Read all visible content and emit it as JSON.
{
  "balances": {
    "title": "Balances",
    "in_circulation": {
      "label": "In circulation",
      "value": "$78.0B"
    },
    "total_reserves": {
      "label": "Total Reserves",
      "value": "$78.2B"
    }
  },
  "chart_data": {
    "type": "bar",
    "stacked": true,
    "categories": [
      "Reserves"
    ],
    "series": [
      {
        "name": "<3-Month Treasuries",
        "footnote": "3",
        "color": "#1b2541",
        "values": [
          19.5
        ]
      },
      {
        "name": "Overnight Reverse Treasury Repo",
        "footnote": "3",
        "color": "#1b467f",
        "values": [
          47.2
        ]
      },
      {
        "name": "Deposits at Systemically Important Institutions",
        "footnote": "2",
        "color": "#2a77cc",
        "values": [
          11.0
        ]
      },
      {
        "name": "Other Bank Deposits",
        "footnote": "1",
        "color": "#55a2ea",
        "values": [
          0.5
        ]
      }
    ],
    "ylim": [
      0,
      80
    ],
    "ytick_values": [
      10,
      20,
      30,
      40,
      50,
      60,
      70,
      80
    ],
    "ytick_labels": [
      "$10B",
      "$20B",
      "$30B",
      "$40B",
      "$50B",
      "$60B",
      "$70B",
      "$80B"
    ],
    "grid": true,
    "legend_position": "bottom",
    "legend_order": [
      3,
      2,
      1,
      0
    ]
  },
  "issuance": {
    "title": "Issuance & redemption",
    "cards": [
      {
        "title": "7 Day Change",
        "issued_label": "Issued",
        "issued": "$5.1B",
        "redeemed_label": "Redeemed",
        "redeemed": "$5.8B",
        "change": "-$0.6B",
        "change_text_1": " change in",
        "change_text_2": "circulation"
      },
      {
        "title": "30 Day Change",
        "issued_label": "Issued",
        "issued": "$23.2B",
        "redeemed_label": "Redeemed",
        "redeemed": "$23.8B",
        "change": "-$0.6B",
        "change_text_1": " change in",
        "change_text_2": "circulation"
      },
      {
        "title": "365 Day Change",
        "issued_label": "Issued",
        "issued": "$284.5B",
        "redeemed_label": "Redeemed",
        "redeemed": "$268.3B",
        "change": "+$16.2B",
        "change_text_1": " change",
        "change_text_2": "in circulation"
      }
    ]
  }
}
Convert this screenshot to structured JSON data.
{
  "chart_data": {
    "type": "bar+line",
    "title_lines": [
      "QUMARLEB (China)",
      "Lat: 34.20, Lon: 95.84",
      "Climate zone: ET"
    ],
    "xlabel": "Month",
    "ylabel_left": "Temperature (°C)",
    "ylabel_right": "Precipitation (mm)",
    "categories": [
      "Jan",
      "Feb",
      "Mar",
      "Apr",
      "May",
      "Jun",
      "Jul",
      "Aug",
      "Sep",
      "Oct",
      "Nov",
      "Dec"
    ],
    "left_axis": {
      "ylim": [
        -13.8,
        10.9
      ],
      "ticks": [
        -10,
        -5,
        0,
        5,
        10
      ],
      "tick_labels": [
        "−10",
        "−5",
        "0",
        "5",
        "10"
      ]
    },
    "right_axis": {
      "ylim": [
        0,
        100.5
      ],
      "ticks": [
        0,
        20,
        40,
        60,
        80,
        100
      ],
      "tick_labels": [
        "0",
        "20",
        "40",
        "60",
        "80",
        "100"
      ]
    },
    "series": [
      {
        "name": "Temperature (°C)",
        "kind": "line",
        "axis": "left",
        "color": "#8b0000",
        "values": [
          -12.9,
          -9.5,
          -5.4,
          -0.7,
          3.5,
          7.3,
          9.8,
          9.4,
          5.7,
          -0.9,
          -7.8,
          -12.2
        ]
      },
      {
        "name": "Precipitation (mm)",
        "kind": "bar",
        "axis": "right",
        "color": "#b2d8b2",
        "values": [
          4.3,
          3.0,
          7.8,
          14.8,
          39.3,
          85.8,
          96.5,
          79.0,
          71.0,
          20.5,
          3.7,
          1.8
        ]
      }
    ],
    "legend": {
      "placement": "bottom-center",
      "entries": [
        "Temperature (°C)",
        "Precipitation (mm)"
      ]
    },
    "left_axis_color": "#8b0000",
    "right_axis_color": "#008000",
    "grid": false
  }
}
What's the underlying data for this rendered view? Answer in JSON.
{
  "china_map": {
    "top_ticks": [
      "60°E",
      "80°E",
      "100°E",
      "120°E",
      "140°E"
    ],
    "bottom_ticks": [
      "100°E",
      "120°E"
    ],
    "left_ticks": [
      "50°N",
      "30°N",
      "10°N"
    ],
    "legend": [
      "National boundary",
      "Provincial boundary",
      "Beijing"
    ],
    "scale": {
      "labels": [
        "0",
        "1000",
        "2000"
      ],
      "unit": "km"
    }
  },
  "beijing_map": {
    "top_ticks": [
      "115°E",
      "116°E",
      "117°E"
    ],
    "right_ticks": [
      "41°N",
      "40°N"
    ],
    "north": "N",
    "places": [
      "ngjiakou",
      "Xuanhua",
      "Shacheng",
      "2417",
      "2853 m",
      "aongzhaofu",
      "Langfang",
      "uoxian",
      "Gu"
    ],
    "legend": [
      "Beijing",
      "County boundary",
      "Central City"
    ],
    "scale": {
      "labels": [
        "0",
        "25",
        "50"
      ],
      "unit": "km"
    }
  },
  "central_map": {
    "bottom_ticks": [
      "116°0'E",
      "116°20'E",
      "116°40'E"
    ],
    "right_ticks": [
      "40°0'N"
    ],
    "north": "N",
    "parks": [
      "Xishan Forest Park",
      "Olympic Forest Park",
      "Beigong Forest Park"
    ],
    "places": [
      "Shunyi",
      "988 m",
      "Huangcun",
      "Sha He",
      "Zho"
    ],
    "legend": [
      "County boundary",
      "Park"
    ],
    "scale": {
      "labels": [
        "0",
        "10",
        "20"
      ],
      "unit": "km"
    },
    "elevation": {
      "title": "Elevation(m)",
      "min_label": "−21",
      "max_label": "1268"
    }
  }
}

Given request:
Take every line containing the word "Temperature" and copy it.

Complete response:
    "ylabel_left": "Temperature (°C)",
        "name": "Temperature (°C)",
        "Temperature (°C)",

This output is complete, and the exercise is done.